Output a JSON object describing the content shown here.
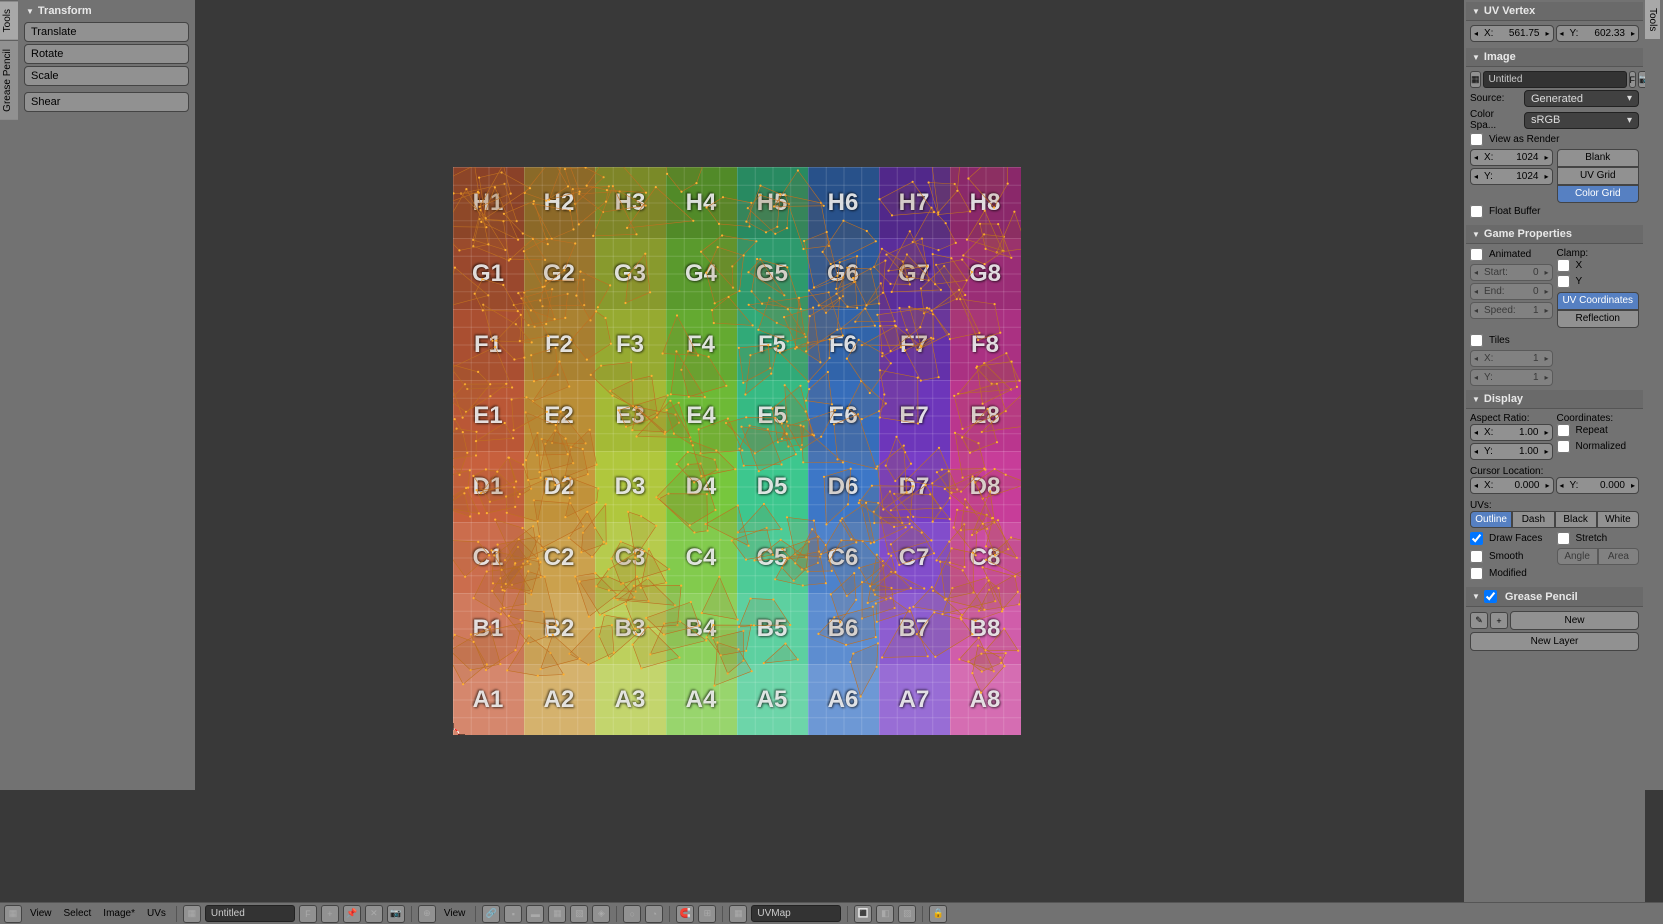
{
  "left_tabs": [
    "Tools",
    "Grease Pencil"
  ],
  "right_tabs": [
    "Tools"
  ],
  "transform": {
    "title": "Transform",
    "buttons": [
      "Translate",
      "Rotate",
      "Scale",
      "Shear"
    ]
  },
  "uv_vertex": {
    "title": "UV Vertex",
    "x": "561.75",
    "y": "602.33"
  },
  "image": {
    "title": "Image",
    "name": "Untitled",
    "f_label": "F",
    "source_label": "Source:",
    "source_value": "Generated",
    "colorspace_label": "Color Spa...",
    "colorspace_value": "sRGB",
    "view_as_render": "View as Render",
    "res_x": "1024",
    "res_y": "1024",
    "gen_types": [
      "Blank",
      "UV Grid",
      "Color Grid"
    ],
    "gen_active": 2,
    "float_buffer": "Float Buffer"
  },
  "game_props": {
    "title": "Game Properties",
    "animated": "Animated",
    "start_label": "Start:",
    "start_value": "0",
    "end_label": "End:",
    "end_value": "0",
    "speed_label": "Speed:",
    "speed_value": "1",
    "clamp_label": "Clamp:",
    "clamp_x": "X",
    "clamp_y": "Y",
    "mapping_types": [
      "UV Coordinates",
      "Reflection"
    ],
    "mapping_active": 0,
    "tiles": "Tiles",
    "tiles_x": "1",
    "tiles_y": "1"
  },
  "display": {
    "title": "Display",
    "aspect_label": "Aspect Ratio:",
    "aspect_x": "1.00",
    "aspect_y": "1.00",
    "coords_label": "Coordinates:",
    "repeat": "Repeat",
    "normalized": "Normalized",
    "cursor_label": "Cursor Location:",
    "cursor_x": "0.000",
    "cursor_y": "0.000",
    "uvs_label": "UVs:",
    "uv_styles": [
      "Outline",
      "Dash",
      "Black",
      "White"
    ],
    "uv_style_active": 0,
    "draw_faces": "Draw Faces",
    "stretch": "Stretch",
    "smooth": "Smooth",
    "stretch_types": [
      "Angle",
      "Area"
    ],
    "modified": "Modified"
  },
  "grease_pencil": {
    "title": "Grease Pencil",
    "new": "New",
    "new_layer": "New Layer"
  },
  "footer": {
    "menus": [
      "View",
      "Select",
      "Image*",
      "UVs"
    ],
    "image_name": "Untitled",
    "f_label": "F",
    "view_label": "View",
    "uv_map": "UVMap"
  },
  "uv_grid": {
    "rows": [
      "H",
      "G",
      "F",
      "E",
      "D",
      "C",
      "B",
      "A"
    ],
    "cols": [
      1,
      2,
      3,
      4,
      5,
      6,
      7,
      8
    ],
    "hues": [
      15,
      40,
      70,
      95,
      155,
      215,
      265,
      320
    ]
  }
}
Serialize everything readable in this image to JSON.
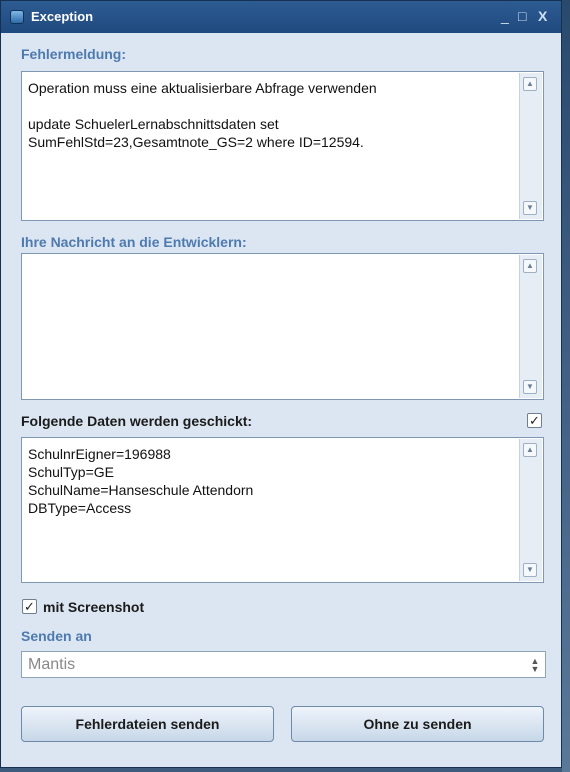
{
  "window": {
    "title": "Exception",
    "controls": {
      "minimize": "_",
      "maximize": "□",
      "close": "X"
    }
  },
  "error_section": {
    "label": "Fehlermeldung:",
    "text": "Operation muss eine aktualisierbare Abfrage verwenden\n\nupdate SchuelerLernabschnittsdaten set\nSumFehlStd=23,Gesamtnote_GS=2 where ID=12594."
  },
  "message_section": {
    "label": "Ihre Nachricht an die Entwicklern:",
    "text": ""
  },
  "data_section": {
    "label": "Folgende Daten werden geschickt:",
    "checked": true,
    "checkmark": "✓",
    "text": "SchulnrEigner=196988\nSchulTyp=GE\nSchulName=Hanseschule Attendorn\nDBType=Access"
  },
  "screenshot_option": {
    "label": "mit Screenshot",
    "checked": true,
    "checkmark": "✓"
  },
  "send_to": {
    "label": "Senden an",
    "selected": "Mantis"
  },
  "buttons": {
    "send": "Fehlerdateien senden",
    "no_send": "Ohne zu senden"
  },
  "scroll_arrows": {
    "up": "▲",
    "down": "▼"
  },
  "select_arrows": {
    "up": "▲",
    "down": "▼"
  }
}
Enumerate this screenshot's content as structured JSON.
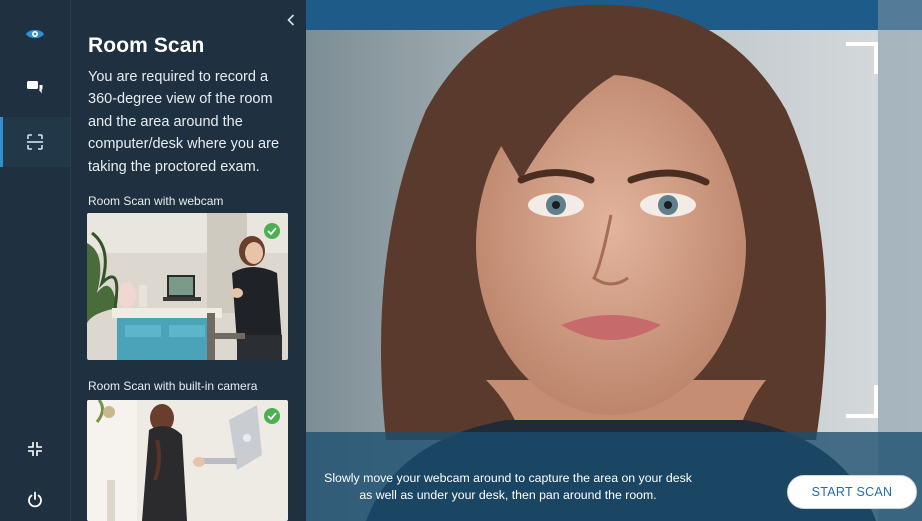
{
  "rail": {
    "items": [
      {
        "icon": "eye-icon"
      },
      {
        "icon": "chat-icon"
      },
      {
        "icon": "scan-icon",
        "active": true
      },
      {
        "icon": "exit-fullscreen-icon"
      },
      {
        "icon": "power-icon"
      }
    ]
  },
  "panel": {
    "collapse_icon": "chevron-left-icon",
    "title": "Room Scan",
    "description": "You are required to record a 360-degree view of the room and the area around the computer/desk where you are taking the proctored exam.",
    "section1_label": "Room Scan with webcam",
    "section2_label": "Room Scan with built-in camera"
  },
  "camera": {
    "caption": "Slowly move your webcam around to capture the area on your desk as well as under your desk, then pan around the room.",
    "start_button": "START SCAN"
  },
  "colors": {
    "sidebar_bg": "#1f3140",
    "accent": "#2f8fd1",
    "check_green": "#4caf50",
    "button_text": "#1f6db0"
  }
}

INSTRUCTIONS FOR THE TASK: Take the records above and transcribe them exactly, dropping every picture.

WRITTEN RESPONSE:
Output a JSON object describing the content shown here.
{
  "left_tabs": [
    "Tools",
    "Grease Pencil"
  ],
  "right_tabs": [
    "Tools"
  ],
  "transform": {
    "title": "Transform",
    "buttons": [
      "Translate",
      "Rotate",
      "Scale",
      "Shear"
    ]
  },
  "uv_vertex": {
    "title": "UV Vertex",
    "x": "561.75",
    "y": "602.33"
  },
  "image": {
    "title": "Image",
    "name": "Untitled",
    "f_label": "F",
    "source_label": "Source:",
    "source_value": "Generated",
    "colorspace_label": "Color Spa...",
    "colorspace_value": "sRGB",
    "view_as_render": "View as Render",
    "res_x": "1024",
    "res_y": "1024",
    "gen_types": [
      "Blank",
      "UV Grid",
      "Color Grid"
    ],
    "gen_active": 2,
    "float_buffer": "Float Buffer"
  },
  "game_props": {
    "title": "Game Properties",
    "animated": "Animated",
    "start_label": "Start:",
    "start_value": "0",
    "end_label": "End:",
    "end_value": "0",
    "speed_label": "Speed:",
    "speed_value": "1",
    "clamp_label": "Clamp:",
    "clamp_x": "X",
    "clamp_y": "Y",
    "mapping_types": [
      "UV Coordinates",
      "Reflection"
    ],
    "mapping_active": 0,
    "tiles": "Tiles",
    "tiles_x": "1",
    "tiles_y": "1"
  },
  "display": {
    "title": "Display",
    "aspect_label": "Aspect Ratio:",
    "aspect_x": "1.00",
    "aspect_y": "1.00",
    "coords_label": "Coordinates:",
    "repeat": "Repeat",
    "normalized": "Normalized",
    "cursor_label": "Cursor Location:",
    "cursor_x": "0.000",
    "cursor_y": "0.000",
    "uvs_label": "UVs:",
    "uv_styles": [
      "Outline",
      "Dash",
      "Black",
      "White"
    ],
    "uv_style_active": 0,
    "draw_faces": "Draw Faces",
    "stretch": "Stretch",
    "smooth": "Smooth",
    "stretch_types": [
      "Angle",
      "Area"
    ],
    "modified": "Modified"
  },
  "grease_pencil": {
    "title": "Grease Pencil",
    "new": "New",
    "new_layer": "New Layer"
  },
  "footer": {
    "menus": [
      "View",
      "Select",
      "Image*",
      "UVs"
    ],
    "image_name": "Untitled",
    "f_label": "F",
    "view_label": "View",
    "uv_map": "UVMap"
  },
  "uv_grid": {
    "rows": [
      "H",
      "G",
      "F",
      "E",
      "D",
      "C",
      "B",
      "A"
    ],
    "cols": [
      1,
      2,
      3,
      4,
      5,
      6,
      7,
      8
    ],
    "hues": [
      15,
      40,
      70,
      95,
      155,
      215,
      265,
      320
    ]
  }
}
Serialize everything readable in this image to JSON.
{
  "window": {
    "title": "Exception",
    "controls": {
      "minimize": "_",
      "maximize": "□",
      "close": "X"
    }
  },
  "error_section": {
    "label": "Fehlermeldung:",
    "text": "Operation muss eine aktualisierbare Abfrage verwenden\n\nupdate SchuelerLernabschnittsdaten set\nSumFehlStd=23,Gesamtnote_GS=2 where ID=12594."
  },
  "message_section": {
    "label": "Ihre Nachricht an die Entwicklern:",
    "text": ""
  },
  "data_section": {
    "label": "Folgende Daten werden geschickt:",
    "checked": true,
    "checkmark": "✓",
    "text": "SchulnrEigner=196988\nSchulTyp=GE\nSchulName=Hanseschule Attendorn\nDBType=Access"
  },
  "screenshot_option": {
    "label": "mit Screenshot",
    "checked": true,
    "checkmark": "✓"
  },
  "send_to": {
    "label": "Senden an",
    "selected": "Mantis"
  },
  "buttons": {
    "send": "Fehlerdateien senden",
    "no_send": "Ohne zu senden"
  },
  "scroll_arrows": {
    "up": "▲",
    "down": "▼"
  },
  "select_arrows": {
    "up": "▲",
    "down": "▼"
  }
}
Enumerate this screenshot's content as structured JSON.
{
  "rail": {
    "items": [
      {
        "icon": "eye-icon"
      },
      {
        "icon": "chat-icon"
      },
      {
        "icon": "scan-icon",
        "active": true
      },
      {
        "icon": "exit-fullscreen-icon"
      },
      {
        "icon": "power-icon"
      }
    ]
  },
  "panel": {
    "collapse_icon": "chevron-left-icon",
    "title": "Room Scan",
    "description": "You are required to record a 360-degree view of the room and the area around the computer/desk where you are taking the proctored exam.",
    "section1_label": "Room Scan with webcam",
    "section2_label": "Room Scan with built-in camera"
  },
  "camera": {
    "caption": "Slowly move your webcam around to capture the area on your desk as well as under your desk, then pan around the room.",
    "start_button": "START SCAN"
  },
  "colors": {
    "sidebar_bg": "#1f3140",
    "accent": "#2f8fd1",
    "check_green": "#4caf50",
    "button_text": "#1f6db0"
  }
}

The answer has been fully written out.